Written request: All records below must be retyped exactly.
++++++++++++++++++++
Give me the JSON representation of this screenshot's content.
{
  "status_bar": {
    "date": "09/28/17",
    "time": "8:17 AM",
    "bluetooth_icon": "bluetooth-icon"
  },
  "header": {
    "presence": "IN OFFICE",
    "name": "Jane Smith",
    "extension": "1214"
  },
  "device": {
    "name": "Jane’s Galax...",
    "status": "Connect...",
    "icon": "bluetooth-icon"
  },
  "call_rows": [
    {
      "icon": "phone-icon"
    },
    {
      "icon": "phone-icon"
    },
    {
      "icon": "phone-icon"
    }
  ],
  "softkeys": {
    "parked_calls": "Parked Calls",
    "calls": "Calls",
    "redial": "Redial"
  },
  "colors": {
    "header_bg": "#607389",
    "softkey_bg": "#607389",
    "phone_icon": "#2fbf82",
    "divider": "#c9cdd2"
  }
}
++++++++++++++++++++
Exercise output:
Give me the JSON representation of this screenshot's content.
{
  "status_bar": {
    "date": "09/28/17",
    "time": "8:17 AM",
    "bluetooth_icon": "bluetooth-icon"
  },
  "header": {
    "presence": "IN OFFICE",
    "name": "Jane Smith",
    "extension": "1214"
  },
  "device": {
    "name": "Jane’s Galax...",
    "status": "Connect...",
    "icon": "bluetooth-icon"
  },
  "call_rows": [
    {
      "icon": "phone-icon"
    },
    {
      "icon": "phone-icon"
    },
    {
      "icon": "phone-icon"
    }
  ],
  "softkeys": {
    "parked_calls": "Parked Calls",
    "calls": "Calls",
    "redial": "Redial"
  },
  "colors": {
    "header_bg": "#607389",
    "softkey_bg": "#607389",
    "phone_icon": "#2fbf82",
    "divider": "#c9cdd2"
  }
}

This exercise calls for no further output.